(Task directions) The entries need to be copied exactly.

══ Record set

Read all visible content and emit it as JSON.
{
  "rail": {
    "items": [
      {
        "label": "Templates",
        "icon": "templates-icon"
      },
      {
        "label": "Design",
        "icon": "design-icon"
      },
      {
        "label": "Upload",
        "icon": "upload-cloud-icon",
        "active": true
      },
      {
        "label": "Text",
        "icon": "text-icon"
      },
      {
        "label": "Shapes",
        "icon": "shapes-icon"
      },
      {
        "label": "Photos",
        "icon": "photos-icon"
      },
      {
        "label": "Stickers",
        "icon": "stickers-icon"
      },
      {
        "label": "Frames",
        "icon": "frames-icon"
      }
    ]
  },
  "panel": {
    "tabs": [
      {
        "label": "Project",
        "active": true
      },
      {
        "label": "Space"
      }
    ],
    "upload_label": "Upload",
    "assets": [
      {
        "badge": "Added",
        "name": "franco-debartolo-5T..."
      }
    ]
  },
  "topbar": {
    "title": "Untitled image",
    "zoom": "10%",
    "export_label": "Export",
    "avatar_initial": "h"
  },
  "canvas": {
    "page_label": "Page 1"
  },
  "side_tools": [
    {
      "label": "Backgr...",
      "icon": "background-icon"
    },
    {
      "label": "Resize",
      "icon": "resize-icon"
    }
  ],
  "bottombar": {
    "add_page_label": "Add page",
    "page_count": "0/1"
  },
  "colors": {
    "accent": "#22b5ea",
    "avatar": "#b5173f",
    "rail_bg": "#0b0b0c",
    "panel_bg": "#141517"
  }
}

════

(Written solution)
Read all visible content and emit it as JSON.
{
  "rail": {
    "items": [
      {
        "label": "Templates",
        "icon": "templates-icon"
      },
      {
        "label": "Design",
        "icon": "design-icon"
      },
      {
        "label": "Upload",
        "icon": "upload-cloud-icon",
        "active": true
      },
      {
        "label": "Text",
        "icon": "text-icon"
      },
      {
        "label": "Shapes",
        "icon": "shapes-icon"
      },
      {
        "label": "Photos",
        "icon": "photos-icon"
      },
      {
        "label": "Stickers",
        "icon": "stickers-icon"
      },
      {
        "label": "Frames",
        "icon": "frames-icon"
      }
    ]
  },
  "panel": {
    "tabs": [
      {
        "label": "Project",
        "active": true
      },
      {
        "label": "Space"
      }
    ],
    "upload_label": "Upload",
    "assets": [
      {
        "badge": "Added",
        "name": "franco-debartolo-5T..."
      }
    ]
  },
  "topbar": {
    "title": "Untitled image",
    "zoom": "10%",
    "export_label": "Export",
    "avatar_initial": "h"
  },
  "canvas": {
    "page_label": "Page 1"
  },
  "side_tools": [
    {
      "label": "Backgr...",
      "icon": "background-icon"
    },
    {
      "label": "Resize",
      "icon": "resize-icon"
    }
  ],
  "bottombar": {
    "add_page_label": "Add page",
    "page_count": "0/1"
  },
  "colors": {
    "accent": "#22b5ea",
    "avatar": "#b5173f",
    "rail_bg": "#0b0b0c",
    "panel_bg": "#141517"
  }
}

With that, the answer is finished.